### Task objective
Transcribe each line of the material as it is, and drop any picture.

──────────

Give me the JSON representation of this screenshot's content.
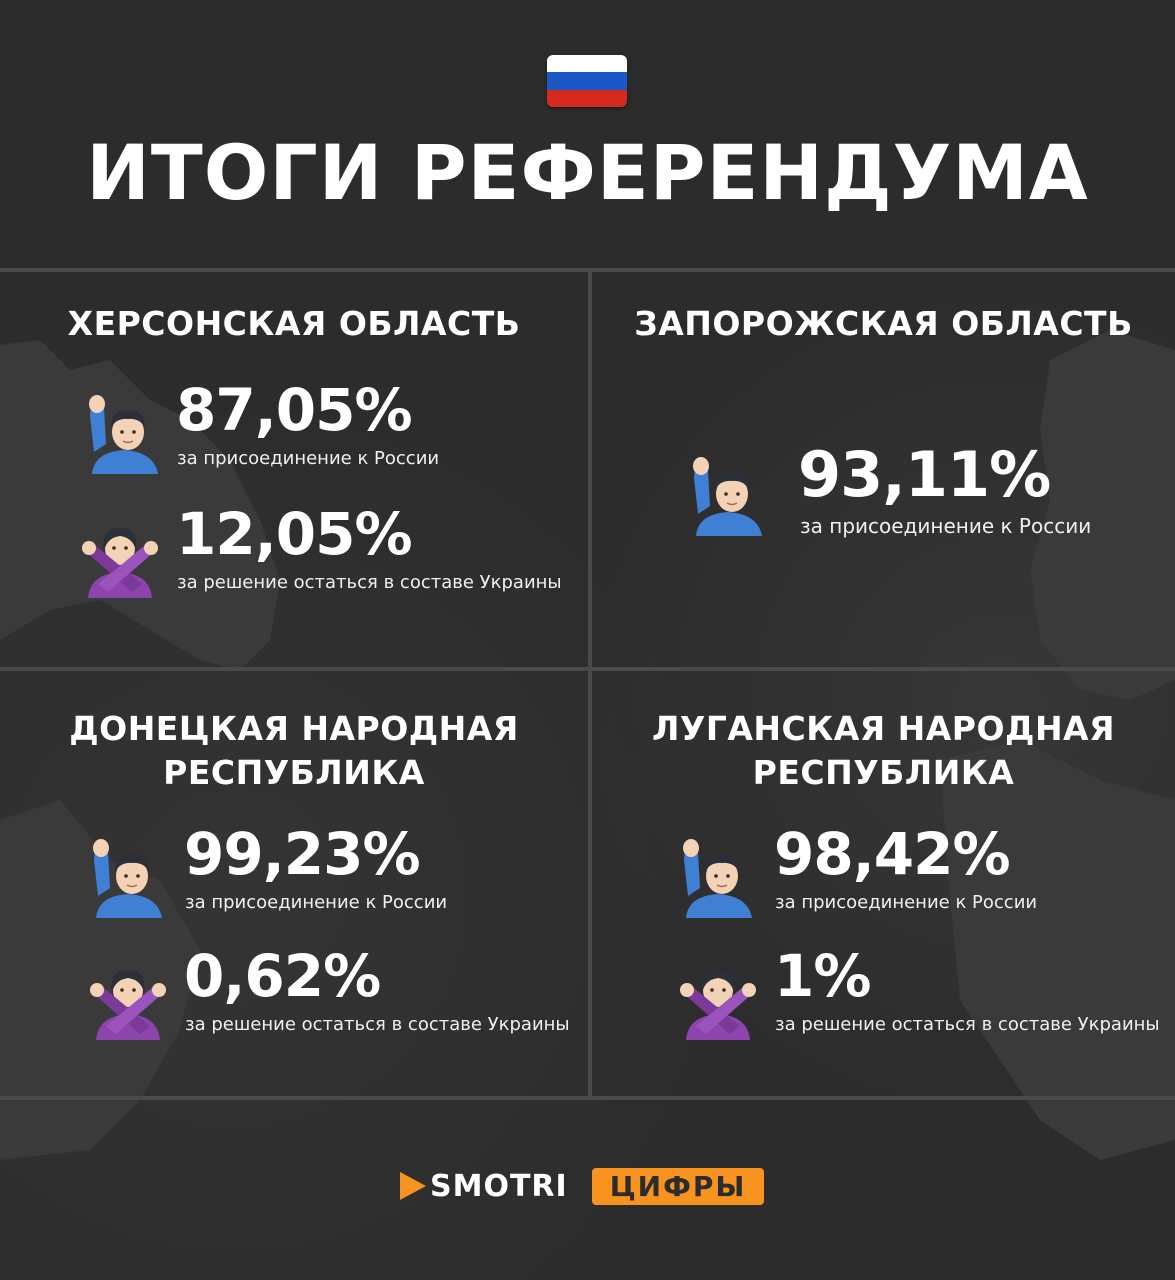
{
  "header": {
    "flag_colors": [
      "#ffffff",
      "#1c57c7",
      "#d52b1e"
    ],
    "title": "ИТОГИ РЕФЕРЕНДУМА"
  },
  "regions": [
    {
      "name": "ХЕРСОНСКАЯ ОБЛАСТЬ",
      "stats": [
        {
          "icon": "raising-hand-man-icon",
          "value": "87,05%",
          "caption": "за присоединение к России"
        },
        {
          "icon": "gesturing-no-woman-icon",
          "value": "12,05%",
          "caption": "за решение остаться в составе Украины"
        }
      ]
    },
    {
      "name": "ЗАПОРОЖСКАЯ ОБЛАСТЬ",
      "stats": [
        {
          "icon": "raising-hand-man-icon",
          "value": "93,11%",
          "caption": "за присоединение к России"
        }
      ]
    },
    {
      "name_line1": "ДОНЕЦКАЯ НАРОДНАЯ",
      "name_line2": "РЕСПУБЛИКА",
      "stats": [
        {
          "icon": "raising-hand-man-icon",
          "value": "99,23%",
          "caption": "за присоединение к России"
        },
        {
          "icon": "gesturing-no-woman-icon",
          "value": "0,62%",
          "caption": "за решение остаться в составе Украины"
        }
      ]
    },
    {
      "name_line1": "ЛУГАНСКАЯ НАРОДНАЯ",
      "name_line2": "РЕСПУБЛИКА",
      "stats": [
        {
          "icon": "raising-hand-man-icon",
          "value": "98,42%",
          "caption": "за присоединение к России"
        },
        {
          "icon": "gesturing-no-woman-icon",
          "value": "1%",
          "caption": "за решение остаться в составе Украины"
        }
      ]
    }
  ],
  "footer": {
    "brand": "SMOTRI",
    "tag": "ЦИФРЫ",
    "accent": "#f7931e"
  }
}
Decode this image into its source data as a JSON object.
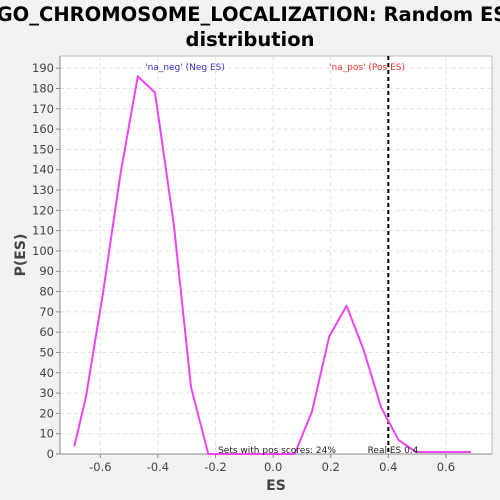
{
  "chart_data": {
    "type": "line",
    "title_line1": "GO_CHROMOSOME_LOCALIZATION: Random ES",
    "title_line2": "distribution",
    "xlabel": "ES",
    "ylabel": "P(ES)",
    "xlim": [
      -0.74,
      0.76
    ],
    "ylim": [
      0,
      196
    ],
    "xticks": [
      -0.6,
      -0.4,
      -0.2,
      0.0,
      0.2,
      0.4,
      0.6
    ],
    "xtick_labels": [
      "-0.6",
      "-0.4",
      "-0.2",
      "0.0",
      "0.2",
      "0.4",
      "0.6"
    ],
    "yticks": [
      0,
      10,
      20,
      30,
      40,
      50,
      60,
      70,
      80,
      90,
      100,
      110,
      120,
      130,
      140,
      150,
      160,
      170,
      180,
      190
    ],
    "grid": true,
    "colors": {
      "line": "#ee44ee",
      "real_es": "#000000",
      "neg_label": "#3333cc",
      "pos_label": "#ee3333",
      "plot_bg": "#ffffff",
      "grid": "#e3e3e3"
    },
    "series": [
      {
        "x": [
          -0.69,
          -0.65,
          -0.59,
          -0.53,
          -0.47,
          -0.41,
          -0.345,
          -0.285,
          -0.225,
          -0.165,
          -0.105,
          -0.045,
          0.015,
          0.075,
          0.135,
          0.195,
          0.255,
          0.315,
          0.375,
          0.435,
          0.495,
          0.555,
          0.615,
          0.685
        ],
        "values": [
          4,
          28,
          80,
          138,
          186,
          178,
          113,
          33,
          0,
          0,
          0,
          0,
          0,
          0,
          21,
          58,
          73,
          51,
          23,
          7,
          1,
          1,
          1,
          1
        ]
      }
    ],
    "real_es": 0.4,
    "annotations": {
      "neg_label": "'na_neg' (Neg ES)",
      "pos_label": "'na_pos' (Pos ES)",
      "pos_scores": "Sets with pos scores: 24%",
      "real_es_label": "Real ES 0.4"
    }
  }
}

──────────

### Expected output
Give me the JSON representation of this screenshot's content.
{
  "header": {
    "flag_colors": [
      "#ffffff",
      "#1c57c7",
      "#d52b1e"
    ],
    "title": "ИТОГИ РЕФЕРЕНДУМА"
  },
  "regions": [
    {
      "name": "ХЕРСОНСКАЯ ОБЛАСТЬ",
      "stats": [
        {
          "icon": "raising-hand-man-icon",
          "value": "87,05%",
          "caption": "за присоединение к России"
        },
        {
          "icon": "gesturing-no-woman-icon",
          "value": "12,05%",
          "caption": "за решение остаться в составе Украины"
        }
      ]
    },
    {
      "name": "ЗАПОРОЖСКАЯ ОБЛАСТЬ",
      "stats": [
        {
          "icon": "raising-hand-man-icon",
          "value": "93,11%",
          "caption": "за присоединение к России"
        }
      ]
    },
    {
      "name_line1": "ДОНЕЦКАЯ НАРОДНАЯ",
      "name_line2": "РЕСПУБЛИКА",
      "stats": [
        {
          "icon": "raising-hand-man-icon",
          "value": "99,23%",
          "caption": "за присоединение к России"
        },
        {
          "icon": "gesturing-no-woman-icon",
          "value": "0,62%",
          "caption": "за решение остаться в составе Украины"
        }
      ]
    },
    {
      "name_line1": "ЛУГАНСКАЯ НАРОДНАЯ",
      "name_line2": "РЕСПУБЛИКА",
      "stats": [
        {
          "icon": "raising-hand-man-icon",
          "value": "98,42%",
          "caption": "за присоединение к России"
        },
        {
          "icon": "gesturing-no-woman-icon",
          "value": "1%",
          "caption": "за решение остаться в составе Украины"
        }
      ]
    }
  ],
  "footer": {
    "brand": "SMOTRI",
    "tag": "ЦИФРЫ",
    "accent": "#f7931e"
  }
}
Decode this image into its source data as a JSON object.
{
  "chart_data": {
    "type": "line",
    "title_line1": "GO_CHROMOSOME_LOCALIZATION: Random ES",
    "title_line2": "distribution",
    "xlabel": "ES",
    "ylabel": "P(ES)",
    "xlim": [
      -0.74,
      0.76
    ],
    "ylim": [
      0,
      196
    ],
    "xticks": [
      -0.6,
      -0.4,
      -0.2,
      0.0,
      0.2,
      0.4,
      0.6
    ],
    "xtick_labels": [
      "-0.6",
      "-0.4",
      "-0.2",
      "0.0",
      "0.2",
      "0.4",
      "0.6"
    ],
    "yticks": [
      0,
      10,
      20,
      30,
      40,
      50,
      60,
      70,
      80,
      90,
      100,
      110,
      120,
      130,
      140,
      150,
      160,
      170,
      180,
      190
    ],
    "grid": true,
    "colors": {
      "line": "#ee44ee",
      "real_es": "#000000",
      "neg_label": "#3333cc",
      "pos_label": "#ee3333",
      "plot_bg": "#ffffff",
      "grid": "#e3e3e3"
    },
    "series": [
      {
        "x": [
          -0.69,
          -0.65,
          -0.59,
          -0.53,
          -0.47,
          -0.41,
          -0.345,
          -0.285,
          -0.225,
          -0.165,
          -0.105,
          -0.045,
          0.015,
          0.075,
          0.135,
          0.195,
          0.255,
          0.315,
          0.375,
          0.435,
          0.495,
          0.555,
          0.615,
          0.685
        ],
        "values": [
          4,
          28,
          80,
          138,
          186,
          178,
          113,
          33,
          0,
          0,
          0,
          0,
          0,
          0,
          21,
          58,
          73,
          51,
          23,
          7,
          1,
          1,
          1,
          1
        ]
      }
    ],
    "real_es": 0.4,
    "annotations": {
      "neg_label": "'na_neg' (Neg ES)",
      "pos_label": "'na_pos' (Pos ES)",
      "pos_scores": "Sets with pos scores: 24%",
      "real_es_label": "Real ES 0.4"
    }
  }
}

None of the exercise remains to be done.